## Written task
Reproduce the entries exactly.

## Supplied data
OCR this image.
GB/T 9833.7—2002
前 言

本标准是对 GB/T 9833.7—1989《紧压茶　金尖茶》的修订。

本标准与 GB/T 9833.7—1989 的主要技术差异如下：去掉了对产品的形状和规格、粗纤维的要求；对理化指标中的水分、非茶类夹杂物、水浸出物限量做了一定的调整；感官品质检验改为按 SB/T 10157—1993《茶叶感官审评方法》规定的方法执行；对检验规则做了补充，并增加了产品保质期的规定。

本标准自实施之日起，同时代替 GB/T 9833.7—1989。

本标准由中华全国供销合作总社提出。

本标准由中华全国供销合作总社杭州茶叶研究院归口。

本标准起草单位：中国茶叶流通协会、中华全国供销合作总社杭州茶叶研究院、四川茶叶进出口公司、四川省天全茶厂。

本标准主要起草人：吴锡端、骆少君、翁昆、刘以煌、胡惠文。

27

## Result of this exercise
OCR this image.
GB/T 9833.7—2002
前 言

本标准是对 GB/T 9833.7—1989《紧压茶　金尖茶》的修订。

本标准与 GB/T 9833.7—1989 的主要技术差异如下：去掉了对产品的形状和规格、粗纤维的要求；对理化指标中的水分、非茶类夹杂物、水浸出物限量做了一定的调整；感官品质检验改为按 SB/T 10157—1993《茶叶感官审评方法》规定的方法执行；对检验规则做了补充，并增加了产品保质期的规定。

本标准自实施之日起，同时代替 GB/T 9833.7—1989。

本标准由中华全国供销合作总社提出。

本标准由中华全国供销合作总社杭州茶叶研究院归口。

本标准起草单位：中国茶叶流通协会、中华全国供销合作总社杭州茶叶研究院、四川茶叶进出口公司、四川省天全茶厂。

本标准主要起草人：吴锡端、骆少君、翁昆、刘以煌、胡惠文。

27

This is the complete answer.